— Start Material provided —
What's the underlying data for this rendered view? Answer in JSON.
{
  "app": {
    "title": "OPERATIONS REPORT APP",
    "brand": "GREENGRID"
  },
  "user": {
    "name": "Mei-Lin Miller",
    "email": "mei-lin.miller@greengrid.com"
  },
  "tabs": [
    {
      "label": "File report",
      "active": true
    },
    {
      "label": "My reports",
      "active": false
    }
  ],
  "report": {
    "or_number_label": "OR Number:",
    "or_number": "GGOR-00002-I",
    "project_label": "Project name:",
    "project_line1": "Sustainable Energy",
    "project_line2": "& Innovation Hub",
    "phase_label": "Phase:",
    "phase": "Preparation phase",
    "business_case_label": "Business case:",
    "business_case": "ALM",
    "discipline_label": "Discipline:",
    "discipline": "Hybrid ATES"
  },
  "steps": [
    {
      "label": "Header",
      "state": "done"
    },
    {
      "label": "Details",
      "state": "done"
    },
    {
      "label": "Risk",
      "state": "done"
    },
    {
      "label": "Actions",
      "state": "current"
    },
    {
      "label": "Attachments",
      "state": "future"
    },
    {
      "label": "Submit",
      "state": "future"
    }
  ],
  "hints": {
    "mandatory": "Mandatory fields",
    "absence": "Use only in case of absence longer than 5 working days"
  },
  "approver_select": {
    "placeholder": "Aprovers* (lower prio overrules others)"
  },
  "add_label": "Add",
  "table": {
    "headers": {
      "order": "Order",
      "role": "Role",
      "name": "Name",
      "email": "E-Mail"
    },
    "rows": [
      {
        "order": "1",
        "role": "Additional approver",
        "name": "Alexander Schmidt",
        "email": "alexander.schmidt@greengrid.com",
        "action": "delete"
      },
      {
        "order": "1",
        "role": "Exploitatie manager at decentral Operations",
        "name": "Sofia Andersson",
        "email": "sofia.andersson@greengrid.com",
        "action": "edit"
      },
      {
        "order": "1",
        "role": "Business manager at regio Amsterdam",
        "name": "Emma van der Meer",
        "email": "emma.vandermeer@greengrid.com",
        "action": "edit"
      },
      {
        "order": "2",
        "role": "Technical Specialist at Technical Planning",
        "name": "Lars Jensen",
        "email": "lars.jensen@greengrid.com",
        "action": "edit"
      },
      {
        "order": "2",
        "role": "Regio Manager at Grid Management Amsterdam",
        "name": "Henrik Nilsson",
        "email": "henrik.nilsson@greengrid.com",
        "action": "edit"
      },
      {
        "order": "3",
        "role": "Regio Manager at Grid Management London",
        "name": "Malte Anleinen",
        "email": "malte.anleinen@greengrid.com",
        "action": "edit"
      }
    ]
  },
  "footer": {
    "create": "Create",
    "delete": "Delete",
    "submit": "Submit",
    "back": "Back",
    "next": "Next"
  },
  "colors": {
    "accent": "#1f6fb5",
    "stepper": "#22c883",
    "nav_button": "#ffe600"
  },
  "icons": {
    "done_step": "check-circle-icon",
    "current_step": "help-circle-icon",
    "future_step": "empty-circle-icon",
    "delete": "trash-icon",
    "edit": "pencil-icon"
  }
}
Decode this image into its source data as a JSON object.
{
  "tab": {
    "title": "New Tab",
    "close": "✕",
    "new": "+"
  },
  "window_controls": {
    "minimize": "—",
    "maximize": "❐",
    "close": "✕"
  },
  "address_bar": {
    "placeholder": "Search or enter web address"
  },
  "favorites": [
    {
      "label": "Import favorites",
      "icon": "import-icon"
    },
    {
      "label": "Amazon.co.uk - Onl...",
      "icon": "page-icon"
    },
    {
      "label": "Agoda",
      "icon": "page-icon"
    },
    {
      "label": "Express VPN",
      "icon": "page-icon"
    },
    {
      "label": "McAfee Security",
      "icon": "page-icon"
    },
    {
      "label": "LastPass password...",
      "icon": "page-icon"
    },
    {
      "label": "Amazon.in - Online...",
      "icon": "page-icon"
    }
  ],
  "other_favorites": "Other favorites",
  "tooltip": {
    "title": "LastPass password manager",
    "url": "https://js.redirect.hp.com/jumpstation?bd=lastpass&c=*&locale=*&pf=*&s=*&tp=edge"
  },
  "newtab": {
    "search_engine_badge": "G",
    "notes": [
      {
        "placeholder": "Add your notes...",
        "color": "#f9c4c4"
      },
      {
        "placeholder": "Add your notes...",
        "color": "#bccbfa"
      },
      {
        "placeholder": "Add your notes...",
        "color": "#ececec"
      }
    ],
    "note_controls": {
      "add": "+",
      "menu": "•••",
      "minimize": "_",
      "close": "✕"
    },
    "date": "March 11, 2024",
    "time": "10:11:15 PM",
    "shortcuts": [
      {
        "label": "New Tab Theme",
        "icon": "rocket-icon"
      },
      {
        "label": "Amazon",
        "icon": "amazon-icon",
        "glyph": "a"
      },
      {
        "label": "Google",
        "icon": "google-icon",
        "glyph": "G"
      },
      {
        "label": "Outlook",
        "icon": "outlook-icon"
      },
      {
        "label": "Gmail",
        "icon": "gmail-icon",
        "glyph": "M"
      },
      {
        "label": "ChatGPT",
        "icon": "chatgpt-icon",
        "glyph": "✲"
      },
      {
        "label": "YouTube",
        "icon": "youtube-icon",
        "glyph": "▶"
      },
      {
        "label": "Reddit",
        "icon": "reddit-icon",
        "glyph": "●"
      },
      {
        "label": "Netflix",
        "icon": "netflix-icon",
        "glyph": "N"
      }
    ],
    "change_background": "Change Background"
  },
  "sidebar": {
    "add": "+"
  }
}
— End Material provided —
### [Instruction]
Go through the material line by line. Show each line that contains the string "favorites".

### [Exercise solution]
  "favorites": [
      "label": "Import favorites",
  "other_favorites": "Other favorites",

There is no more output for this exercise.